◆ **Problem description**:
Only lines with the word "true" are needed; collect each of them from the listing below.
START Listing
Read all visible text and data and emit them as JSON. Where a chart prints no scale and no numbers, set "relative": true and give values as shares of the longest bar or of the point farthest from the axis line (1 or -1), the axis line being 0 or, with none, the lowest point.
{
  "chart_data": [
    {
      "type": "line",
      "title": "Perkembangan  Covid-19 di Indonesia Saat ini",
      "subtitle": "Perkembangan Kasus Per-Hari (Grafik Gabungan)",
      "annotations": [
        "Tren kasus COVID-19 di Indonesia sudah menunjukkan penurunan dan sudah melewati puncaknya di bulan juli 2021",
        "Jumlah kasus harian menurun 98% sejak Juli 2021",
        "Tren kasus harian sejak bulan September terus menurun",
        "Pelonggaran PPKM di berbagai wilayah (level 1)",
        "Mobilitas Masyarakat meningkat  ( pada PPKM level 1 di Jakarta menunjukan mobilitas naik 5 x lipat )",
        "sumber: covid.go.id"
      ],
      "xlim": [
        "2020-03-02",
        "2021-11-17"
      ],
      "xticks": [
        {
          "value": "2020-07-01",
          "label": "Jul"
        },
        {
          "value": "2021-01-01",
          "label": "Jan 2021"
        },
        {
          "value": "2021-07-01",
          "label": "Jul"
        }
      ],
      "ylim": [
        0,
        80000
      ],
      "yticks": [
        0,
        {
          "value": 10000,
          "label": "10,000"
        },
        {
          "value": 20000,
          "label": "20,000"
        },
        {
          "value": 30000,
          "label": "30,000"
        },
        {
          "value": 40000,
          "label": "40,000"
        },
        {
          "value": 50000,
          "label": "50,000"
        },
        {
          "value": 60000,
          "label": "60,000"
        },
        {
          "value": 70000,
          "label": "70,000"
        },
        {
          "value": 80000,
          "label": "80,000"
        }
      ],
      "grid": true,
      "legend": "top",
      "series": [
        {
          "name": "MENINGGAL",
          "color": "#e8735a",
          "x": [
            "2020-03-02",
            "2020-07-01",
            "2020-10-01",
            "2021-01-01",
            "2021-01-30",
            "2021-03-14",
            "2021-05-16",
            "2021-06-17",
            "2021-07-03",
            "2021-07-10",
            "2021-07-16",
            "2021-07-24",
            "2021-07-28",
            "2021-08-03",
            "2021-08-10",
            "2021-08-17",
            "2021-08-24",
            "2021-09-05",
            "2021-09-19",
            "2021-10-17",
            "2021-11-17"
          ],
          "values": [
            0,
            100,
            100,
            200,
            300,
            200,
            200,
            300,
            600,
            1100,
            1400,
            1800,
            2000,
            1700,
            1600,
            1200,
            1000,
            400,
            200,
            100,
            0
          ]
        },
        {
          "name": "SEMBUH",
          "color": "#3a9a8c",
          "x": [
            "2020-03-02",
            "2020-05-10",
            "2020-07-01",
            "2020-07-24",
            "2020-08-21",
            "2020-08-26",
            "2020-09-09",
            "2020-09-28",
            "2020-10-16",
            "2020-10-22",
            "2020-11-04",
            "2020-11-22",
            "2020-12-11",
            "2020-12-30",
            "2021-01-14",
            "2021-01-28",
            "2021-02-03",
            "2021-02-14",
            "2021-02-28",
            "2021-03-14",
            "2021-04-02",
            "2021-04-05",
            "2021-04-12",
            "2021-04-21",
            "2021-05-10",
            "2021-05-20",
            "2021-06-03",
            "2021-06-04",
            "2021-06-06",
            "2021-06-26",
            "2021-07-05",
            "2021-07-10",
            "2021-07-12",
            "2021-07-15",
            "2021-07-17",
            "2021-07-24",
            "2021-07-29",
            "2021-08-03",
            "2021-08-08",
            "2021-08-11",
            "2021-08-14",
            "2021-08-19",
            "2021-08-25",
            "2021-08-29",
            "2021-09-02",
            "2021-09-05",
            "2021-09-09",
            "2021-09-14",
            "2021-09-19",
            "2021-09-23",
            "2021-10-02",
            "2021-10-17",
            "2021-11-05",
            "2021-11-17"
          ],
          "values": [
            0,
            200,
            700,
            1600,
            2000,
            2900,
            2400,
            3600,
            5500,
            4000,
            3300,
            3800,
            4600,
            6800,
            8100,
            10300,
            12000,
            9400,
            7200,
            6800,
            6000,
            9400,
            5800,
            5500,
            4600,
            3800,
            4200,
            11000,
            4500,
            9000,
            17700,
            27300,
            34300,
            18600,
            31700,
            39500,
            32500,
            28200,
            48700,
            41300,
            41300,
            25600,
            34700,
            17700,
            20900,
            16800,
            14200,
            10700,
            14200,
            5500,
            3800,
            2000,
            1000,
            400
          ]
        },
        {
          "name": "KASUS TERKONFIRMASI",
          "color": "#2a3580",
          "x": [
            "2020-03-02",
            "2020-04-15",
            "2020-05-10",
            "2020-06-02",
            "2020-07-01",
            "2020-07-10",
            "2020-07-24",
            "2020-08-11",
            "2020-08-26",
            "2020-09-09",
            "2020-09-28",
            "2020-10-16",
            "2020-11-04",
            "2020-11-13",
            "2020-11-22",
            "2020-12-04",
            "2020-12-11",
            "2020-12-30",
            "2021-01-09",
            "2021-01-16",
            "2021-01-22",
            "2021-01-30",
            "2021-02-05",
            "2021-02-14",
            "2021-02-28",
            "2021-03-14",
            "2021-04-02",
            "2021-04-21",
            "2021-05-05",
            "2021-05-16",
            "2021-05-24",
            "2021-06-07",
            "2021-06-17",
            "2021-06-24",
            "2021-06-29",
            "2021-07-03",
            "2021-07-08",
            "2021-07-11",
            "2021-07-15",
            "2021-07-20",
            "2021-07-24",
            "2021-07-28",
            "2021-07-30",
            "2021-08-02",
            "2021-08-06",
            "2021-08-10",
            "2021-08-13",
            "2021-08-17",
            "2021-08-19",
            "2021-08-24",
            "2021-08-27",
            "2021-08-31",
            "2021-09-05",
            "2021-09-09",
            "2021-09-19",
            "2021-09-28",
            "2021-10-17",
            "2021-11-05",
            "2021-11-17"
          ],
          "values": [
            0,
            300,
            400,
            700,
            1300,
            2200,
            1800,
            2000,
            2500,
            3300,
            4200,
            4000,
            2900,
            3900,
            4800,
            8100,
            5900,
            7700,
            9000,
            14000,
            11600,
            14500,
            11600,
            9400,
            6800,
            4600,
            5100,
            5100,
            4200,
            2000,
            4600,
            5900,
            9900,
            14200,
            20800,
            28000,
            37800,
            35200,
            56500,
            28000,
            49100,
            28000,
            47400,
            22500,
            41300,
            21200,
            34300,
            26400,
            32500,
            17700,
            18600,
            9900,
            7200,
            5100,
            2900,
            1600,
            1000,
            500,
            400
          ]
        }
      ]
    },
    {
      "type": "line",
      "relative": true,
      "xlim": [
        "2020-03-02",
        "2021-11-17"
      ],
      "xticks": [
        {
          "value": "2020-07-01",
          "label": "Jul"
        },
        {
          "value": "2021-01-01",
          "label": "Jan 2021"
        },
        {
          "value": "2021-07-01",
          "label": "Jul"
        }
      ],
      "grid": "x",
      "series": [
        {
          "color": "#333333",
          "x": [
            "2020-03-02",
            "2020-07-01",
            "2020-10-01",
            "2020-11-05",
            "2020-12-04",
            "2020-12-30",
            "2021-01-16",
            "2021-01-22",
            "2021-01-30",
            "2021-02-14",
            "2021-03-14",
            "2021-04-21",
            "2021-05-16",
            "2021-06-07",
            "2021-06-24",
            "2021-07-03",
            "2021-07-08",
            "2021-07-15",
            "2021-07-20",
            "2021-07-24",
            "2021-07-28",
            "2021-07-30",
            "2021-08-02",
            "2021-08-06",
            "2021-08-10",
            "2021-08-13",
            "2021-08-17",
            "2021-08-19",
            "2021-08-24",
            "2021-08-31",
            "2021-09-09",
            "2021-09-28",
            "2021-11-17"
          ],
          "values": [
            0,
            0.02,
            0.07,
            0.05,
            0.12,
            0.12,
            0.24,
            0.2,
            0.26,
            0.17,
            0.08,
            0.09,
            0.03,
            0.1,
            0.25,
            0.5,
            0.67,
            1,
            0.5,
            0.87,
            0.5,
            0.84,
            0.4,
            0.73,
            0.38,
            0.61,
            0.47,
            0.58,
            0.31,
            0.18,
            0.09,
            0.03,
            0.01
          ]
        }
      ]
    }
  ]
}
END Listing
◆ **Written reply**:
Read all visible text and data and emit them as JSON. Where a chart prints no scale and no numbers, set "relative": true and give values as shares of the longest bar or of the point farthest from the axis line (1 or -1), the axis line being 0 or, with none, the lowest point.
      "grid": true,
      "relative": true,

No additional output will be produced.